Input
* * * * *

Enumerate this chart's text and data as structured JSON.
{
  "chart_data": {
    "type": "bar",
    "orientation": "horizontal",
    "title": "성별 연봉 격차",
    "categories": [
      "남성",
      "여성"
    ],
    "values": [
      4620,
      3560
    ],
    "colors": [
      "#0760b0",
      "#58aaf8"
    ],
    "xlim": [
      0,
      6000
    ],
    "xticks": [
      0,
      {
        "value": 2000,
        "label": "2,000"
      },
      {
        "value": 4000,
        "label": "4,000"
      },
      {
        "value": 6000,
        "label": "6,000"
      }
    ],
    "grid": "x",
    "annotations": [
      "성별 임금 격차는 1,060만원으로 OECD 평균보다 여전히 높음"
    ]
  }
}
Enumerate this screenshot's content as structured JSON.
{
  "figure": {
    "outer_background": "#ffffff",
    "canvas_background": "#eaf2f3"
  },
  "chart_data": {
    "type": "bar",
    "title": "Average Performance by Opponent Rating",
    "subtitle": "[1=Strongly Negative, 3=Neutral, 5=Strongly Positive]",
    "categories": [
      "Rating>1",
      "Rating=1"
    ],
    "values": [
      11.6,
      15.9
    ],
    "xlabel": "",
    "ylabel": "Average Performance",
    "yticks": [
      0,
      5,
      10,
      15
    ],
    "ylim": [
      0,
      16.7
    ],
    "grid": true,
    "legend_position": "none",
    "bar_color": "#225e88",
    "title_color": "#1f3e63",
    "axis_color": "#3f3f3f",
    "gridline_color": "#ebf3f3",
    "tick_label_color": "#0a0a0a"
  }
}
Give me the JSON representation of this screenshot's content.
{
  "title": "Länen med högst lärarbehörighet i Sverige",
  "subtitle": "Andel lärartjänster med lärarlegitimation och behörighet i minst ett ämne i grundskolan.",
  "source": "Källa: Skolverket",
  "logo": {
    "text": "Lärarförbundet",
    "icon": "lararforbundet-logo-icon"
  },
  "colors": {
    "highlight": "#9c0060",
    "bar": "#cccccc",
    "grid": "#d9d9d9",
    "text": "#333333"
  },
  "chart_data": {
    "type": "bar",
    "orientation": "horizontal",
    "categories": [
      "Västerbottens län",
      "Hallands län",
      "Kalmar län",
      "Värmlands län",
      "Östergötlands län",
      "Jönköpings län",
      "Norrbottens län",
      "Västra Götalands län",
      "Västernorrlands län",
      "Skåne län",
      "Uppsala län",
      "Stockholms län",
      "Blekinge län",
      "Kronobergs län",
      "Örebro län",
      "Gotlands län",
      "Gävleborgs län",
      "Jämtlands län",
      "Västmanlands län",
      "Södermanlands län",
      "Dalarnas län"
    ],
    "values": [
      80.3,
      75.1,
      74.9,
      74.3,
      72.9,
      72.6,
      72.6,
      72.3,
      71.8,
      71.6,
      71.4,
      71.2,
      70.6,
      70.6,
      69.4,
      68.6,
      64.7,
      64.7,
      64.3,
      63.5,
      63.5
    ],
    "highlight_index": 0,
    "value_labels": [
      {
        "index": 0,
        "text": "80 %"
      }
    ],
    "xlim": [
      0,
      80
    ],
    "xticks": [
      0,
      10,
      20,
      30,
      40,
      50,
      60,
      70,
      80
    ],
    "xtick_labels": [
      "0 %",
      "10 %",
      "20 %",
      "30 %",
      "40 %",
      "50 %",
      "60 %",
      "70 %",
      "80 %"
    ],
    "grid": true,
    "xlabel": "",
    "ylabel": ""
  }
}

* * * * *

Task to complete
Count every line of the records that holds the string "Performance". Write only the total.

Reply
2